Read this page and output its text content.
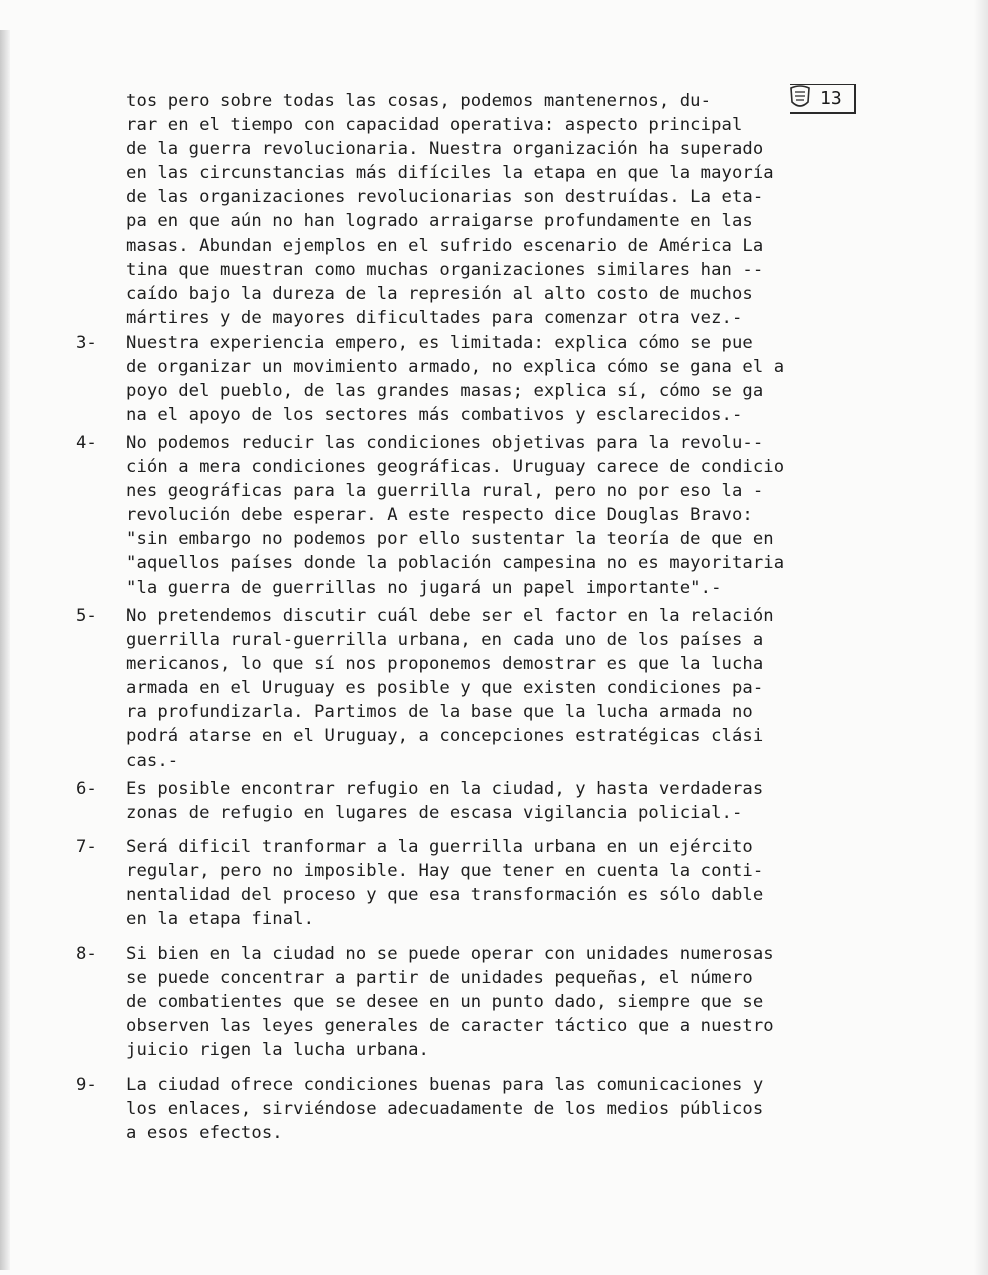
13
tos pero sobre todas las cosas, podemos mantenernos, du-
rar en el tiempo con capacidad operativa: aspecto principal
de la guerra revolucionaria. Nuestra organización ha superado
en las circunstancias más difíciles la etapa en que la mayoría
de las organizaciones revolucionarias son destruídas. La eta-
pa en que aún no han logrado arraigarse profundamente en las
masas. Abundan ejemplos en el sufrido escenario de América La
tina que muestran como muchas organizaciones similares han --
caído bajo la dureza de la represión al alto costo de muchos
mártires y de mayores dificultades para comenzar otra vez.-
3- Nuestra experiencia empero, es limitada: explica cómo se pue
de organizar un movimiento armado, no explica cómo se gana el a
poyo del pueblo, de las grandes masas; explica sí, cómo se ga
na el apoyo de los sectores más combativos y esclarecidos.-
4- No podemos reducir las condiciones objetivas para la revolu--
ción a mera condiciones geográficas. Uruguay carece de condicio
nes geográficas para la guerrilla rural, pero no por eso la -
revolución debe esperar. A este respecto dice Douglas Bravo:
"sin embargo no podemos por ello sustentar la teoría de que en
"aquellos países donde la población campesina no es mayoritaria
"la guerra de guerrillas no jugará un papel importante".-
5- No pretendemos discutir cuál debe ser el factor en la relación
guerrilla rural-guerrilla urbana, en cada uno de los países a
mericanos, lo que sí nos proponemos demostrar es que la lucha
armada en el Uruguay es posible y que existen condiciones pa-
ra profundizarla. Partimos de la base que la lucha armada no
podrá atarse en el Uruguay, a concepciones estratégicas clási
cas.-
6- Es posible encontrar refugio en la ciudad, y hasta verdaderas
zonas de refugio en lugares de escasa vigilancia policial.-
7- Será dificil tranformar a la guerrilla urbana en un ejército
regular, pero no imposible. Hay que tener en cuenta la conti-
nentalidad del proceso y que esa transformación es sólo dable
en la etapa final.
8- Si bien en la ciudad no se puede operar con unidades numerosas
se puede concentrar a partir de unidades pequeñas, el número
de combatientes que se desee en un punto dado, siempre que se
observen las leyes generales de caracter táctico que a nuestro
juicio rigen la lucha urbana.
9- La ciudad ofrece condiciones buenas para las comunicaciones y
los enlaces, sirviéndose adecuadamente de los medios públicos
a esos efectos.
********************
Copy down every line of the entries containing the word "para".

mártires y de mayores dificultades para comenzar otra vez.-
4- No podemos reducir las condiciones objetivas para la revolu--
nes geográficas para la guerrilla rural, pero no por eso la -
9- La ciudad ofrece condiciones buenas para las comunicaciones y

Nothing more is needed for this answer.